Edit the records below, replacing every "compare-circle" with "comparison-circle" and leaving everything else unchanged.

- - -

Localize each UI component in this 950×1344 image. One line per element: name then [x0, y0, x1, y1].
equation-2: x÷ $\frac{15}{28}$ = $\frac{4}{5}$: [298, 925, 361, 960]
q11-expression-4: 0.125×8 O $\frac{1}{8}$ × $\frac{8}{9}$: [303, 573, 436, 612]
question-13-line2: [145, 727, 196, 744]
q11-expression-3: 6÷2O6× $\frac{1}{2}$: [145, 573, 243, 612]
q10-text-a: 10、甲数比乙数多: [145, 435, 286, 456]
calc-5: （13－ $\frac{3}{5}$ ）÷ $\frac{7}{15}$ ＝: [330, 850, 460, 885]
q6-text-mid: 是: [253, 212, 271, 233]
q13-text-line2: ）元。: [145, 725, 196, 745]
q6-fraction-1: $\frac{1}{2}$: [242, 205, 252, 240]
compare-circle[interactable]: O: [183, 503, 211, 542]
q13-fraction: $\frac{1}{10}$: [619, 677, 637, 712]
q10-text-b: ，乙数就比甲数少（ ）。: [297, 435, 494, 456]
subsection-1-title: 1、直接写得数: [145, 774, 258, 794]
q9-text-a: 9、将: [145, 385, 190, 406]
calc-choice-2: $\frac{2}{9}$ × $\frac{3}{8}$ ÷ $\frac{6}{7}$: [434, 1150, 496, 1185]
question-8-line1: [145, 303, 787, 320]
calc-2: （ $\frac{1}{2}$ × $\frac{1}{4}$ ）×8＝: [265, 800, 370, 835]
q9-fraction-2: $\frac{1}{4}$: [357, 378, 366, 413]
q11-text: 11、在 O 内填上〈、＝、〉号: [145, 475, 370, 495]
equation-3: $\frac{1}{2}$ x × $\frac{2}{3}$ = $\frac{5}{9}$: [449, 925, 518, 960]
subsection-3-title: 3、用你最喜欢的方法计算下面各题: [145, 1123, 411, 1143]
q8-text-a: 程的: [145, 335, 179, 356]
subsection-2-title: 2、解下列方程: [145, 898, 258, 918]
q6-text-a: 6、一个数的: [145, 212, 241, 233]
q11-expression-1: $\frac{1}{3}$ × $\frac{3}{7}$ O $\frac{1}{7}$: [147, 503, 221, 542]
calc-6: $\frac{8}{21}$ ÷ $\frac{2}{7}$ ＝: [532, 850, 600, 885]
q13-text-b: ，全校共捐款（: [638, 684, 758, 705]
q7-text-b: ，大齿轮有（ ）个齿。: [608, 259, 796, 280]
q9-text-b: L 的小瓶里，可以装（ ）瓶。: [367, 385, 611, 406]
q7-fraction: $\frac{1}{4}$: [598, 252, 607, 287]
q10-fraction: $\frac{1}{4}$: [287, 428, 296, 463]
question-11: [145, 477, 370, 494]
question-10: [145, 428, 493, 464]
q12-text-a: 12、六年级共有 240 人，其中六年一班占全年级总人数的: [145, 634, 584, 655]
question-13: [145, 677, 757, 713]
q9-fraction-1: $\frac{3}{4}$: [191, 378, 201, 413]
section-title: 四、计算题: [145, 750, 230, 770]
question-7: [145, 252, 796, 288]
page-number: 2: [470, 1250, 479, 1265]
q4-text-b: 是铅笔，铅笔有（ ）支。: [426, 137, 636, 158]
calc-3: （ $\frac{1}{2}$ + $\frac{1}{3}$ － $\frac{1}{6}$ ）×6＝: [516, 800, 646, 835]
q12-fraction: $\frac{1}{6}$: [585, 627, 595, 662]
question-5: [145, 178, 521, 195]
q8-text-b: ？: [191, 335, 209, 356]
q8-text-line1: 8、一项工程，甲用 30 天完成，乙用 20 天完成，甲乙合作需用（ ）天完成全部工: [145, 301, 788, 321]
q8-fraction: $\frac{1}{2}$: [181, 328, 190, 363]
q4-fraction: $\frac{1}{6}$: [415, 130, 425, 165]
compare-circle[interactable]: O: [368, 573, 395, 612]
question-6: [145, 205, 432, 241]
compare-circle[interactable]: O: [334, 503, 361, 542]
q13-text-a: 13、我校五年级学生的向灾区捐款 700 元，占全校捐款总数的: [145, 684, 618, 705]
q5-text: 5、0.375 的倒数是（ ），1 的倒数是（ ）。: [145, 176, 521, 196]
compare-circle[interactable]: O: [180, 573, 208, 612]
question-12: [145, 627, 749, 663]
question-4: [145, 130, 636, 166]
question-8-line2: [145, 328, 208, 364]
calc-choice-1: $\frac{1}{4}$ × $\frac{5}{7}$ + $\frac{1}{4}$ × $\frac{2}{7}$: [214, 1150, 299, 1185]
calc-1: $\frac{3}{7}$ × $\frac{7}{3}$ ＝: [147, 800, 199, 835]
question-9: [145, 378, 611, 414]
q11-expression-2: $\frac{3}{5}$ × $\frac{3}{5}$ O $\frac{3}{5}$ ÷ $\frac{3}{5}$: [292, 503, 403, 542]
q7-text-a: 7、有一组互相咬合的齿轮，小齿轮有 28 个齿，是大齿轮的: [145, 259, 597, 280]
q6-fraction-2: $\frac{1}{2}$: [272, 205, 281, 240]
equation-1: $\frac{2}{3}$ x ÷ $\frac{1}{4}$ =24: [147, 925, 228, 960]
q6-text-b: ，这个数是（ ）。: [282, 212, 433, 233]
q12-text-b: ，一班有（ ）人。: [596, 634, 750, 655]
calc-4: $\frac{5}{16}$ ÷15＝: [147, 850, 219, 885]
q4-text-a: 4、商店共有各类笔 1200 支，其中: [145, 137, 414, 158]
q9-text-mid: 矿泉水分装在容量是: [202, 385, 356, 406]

- - -

TASK RESULT -
Localize each UI component in this 950×1344 image. One line per element: name then [x0, y0, x1, y1].
equation-2: x÷ $\frac{15}{28}$ = $\frac{4}{5}$: [298, 925, 361, 960]
q11-expression-4: 0.125×8 O $\frac{1}{8}$ × $\frac{8}{9}$: [303, 573, 436, 612]
question-13-line2: [145, 727, 196, 744]
q11-expression-3: 6÷2O6× $\frac{1}{2}$: [145, 573, 243, 612]
q10-text-a: 10、甲数比乙数多: [145, 435, 286, 456]
calc-5: （13－ $\frac{3}{5}$ ）÷ $\frac{7}{15}$ ＝: [330, 850, 460, 885]
q6-text-mid: 是: [253, 212, 271, 233]
q13-text-line2: ）元。: [145, 725, 196, 745]
q6-fraction-1: $\frac{1}{2}$: [242, 205, 252, 240]
comparison-circle[interactable]: O: [183, 503, 211, 542]
q13-fraction: $\frac{1}{10}$: [619, 677, 637, 712]
q10-text-b: ，乙数就比甲数少（ ）。: [297, 435, 494, 456]
subsection-1-title: 1、直接写得数: [145, 774, 258, 794]
q9-text-a: 9、将: [145, 385, 190, 406]
calc-choice-2: $\frac{2}{9}$ × $\frac{3}{8}$ ÷ $\frac{6}{7}$: [434, 1150, 496, 1185]
question-8-line1: [145, 303, 787, 320]
calc-2: （ $\frac{1}{2}$ × $\frac{1}{4}$ ）×8＝: [265, 800, 370, 835]
q9-fraction-2: $\frac{1}{4}$: [357, 378, 366, 413]
q11-text: 11、在 O 内填上〈、＝、〉号: [145, 475, 370, 495]
equation-3: $\frac{1}{2}$ x × $\frac{2}{3}$ = $\frac{5}{9}$: [449, 925, 518, 960]
subsection-3-title: 3、用你最喜欢的方法计算下面各题: [145, 1123, 411, 1143]
q8-text-a: 程的: [145, 335, 179, 356]
subsection-2-title: 2、解下列方程: [145, 898, 258, 918]
q6-text-a: 6、一个数的: [145, 212, 241, 233]
q11-expression-1: $\frac{1}{3}$ × $\frac{3}{7}$ O $\frac{1}{7}$: [147, 503, 221, 542]
calc-6: $\frac{8}{21}$ ÷ $\frac{2}{7}$ ＝: [532, 850, 600, 885]
q13-text-b: ，全校共捐款（: [638, 684, 758, 705]
q7-text-b: ，大齿轮有（ ）个齿。: [608, 259, 796, 280]
q9-text-b: L 的小瓶里，可以装（ ）瓶。: [367, 385, 611, 406]
q7-fraction: $\frac{1}{4}$: [598, 252, 607, 287]
q10-fraction: $\frac{1}{4}$: [287, 428, 296, 463]
question-11: [145, 477, 370, 494]
question-10: [145, 428, 493, 464]
q12-text-a: 12、六年级共有 240 人，其中六年一班占全年级总人数的: [145, 634, 584, 655]
question-13: [145, 677, 757, 713]
q9-fraction-1: $\frac{3}{4}$: [191, 378, 201, 413]
section-title: 四、计算题: [145, 750, 230, 770]
question-7: [145, 252, 796, 288]
page-number: 2: [470, 1250, 479, 1265]
q4-text-b: 是铅笔，铅笔有（ ）支。: [426, 137, 636, 158]
calc-3: （ $\frac{1}{2}$ + $\frac{1}{3}$ － $\frac{1}{6}$ ）×6＝: [516, 800, 646, 835]
q12-fraction: $\frac{1}{6}$: [585, 627, 595, 662]
question-5: [145, 178, 521, 195]
q8-text-b: ？: [191, 335, 209, 356]
q8-text-line1: 8、一项工程，甲用 30 天完成，乙用 20 天完成，甲乙合作需用（ ）天完成全部工: [145, 301, 788, 321]
q8-fraction: $\frac{1}{2}$: [181, 328, 190, 363]
q4-fraction: $\frac{1}{6}$: [415, 130, 425, 165]
comparison-circle[interactable]: O: [368, 573, 395, 612]
question-6: [145, 205, 432, 241]
comparison-circle[interactable]: O: [334, 503, 361, 542]
q13-text-a: 13、我校五年级学生的向灾区捐款 700 元，占全校捐款总数的: [145, 684, 618, 705]
q5-text: 5、0.375 的倒数是（ ），1 的倒数是（ ）。: [145, 176, 521, 196]
comparison-circle[interactable]: O: [180, 573, 208, 612]
question-12: [145, 627, 749, 663]
question-4: [145, 130, 636, 166]
question-8-line2: [145, 328, 208, 364]
calc-choice-1: $\frac{1}{4}$ × $\frac{5}{7}$ + $\frac{1}{4}$ × $\frac{2}{7}$: [214, 1150, 299, 1185]
calc-1: $\frac{3}{7}$ × $\frac{7}{3}$ ＝: [147, 800, 199, 835]
question-9: [145, 378, 611, 414]
q11-expression-2: $\frac{3}{5}$ × $\frac{3}{5}$ O $\frac{3}{5}$ ÷ $\frac{3}{5}$: [292, 503, 403, 542]
q7-text-a: 7、有一组互相咬合的齿轮，小齿轮有 28 个齿，是大齿轮的: [145, 259, 597, 280]
q6-fraction-2: $\frac{1}{2}$: [272, 205, 281, 240]
equation-1: $\frac{2}{3}$ x ÷ $\frac{1}{4}$ =24: [147, 925, 228, 960]
q6-text-b: ，这个数是（ ）。: [282, 212, 433, 233]
q12-text-b: ，一班有（ ）人。: [596, 634, 750, 655]
calc-4: $\frac{5}{16}$ ÷15＝: [147, 850, 219, 885]
q4-text-a: 4、商店共有各类笔 1200 支，其中: [145, 137, 414, 158]
q9-text-mid: 矿泉水分装在容量是: [202, 385, 356, 406]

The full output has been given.